Here the requirement is to repeat every record exactly, in full.

== Segment start ==

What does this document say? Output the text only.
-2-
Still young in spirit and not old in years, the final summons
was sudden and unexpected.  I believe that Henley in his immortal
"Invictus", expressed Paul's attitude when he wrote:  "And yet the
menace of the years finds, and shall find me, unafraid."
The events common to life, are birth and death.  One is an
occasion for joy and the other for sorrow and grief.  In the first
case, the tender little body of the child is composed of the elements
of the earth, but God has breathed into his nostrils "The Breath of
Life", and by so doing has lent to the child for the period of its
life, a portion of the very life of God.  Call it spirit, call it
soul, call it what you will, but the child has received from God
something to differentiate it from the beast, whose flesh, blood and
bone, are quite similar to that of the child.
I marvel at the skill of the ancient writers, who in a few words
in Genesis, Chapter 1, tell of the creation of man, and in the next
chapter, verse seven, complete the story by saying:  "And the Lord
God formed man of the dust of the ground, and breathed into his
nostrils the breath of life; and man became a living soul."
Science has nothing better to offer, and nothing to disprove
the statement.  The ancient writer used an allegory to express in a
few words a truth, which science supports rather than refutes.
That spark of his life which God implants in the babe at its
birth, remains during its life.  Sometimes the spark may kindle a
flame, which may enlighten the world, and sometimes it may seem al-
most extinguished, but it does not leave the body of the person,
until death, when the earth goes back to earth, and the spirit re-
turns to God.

== Segment end ==

__Worked solution__:
What does this document say? Output the text only.
-2-
Still young in spirit and not old in years, the final summons
was sudden and unexpected.  I believe that Henley in his immortal
"Invictus", expressed Paul's attitude when he wrote:  "And yet the
menace of the years finds, and shall find me, unafraid."
The events common to life, are birth and death.  One is an
occasion for joy and the other for sorrow and grief.  In the first
case, the tender little body of the child is composed of the elements
of the earth, but God has breathed into his nostrils "The Breath of
Life", and by so doing has lent to the child for the period of its
life, a portion of the very life of God.  Call it spirit, call it
soul, call it what you will, but the child has received from God
something to differentiate it from the beast, whose flesh, blood and
bone, are quite similar to that of the child.
I marvel at the skill of the ancient writers, who in a few words
in Genesis, Chapter 1, tell of the creation of man, and in the next
chapter, verse seven, complete the story by saying:  "And the Lord
God formed man of the dust of the ground, and breathed into his
nostrils the breath of life; and man became a living soul."
Science has nothing better to offer, and nothing to disprove
the statement.  The ancient writer used an allegory to express in a
few words a truth, which science supports rather than refutes.
That spark of his life which God implants in the babe at its
birth, remains during its life.  Sometimes the spark may kindle a
flame, which may enlighten the world, and sometimes it may seem al-
most extinguished, but it does not leave the body of the person,
until death, when the earth goes back to earth, and the spirit re-
turns to God.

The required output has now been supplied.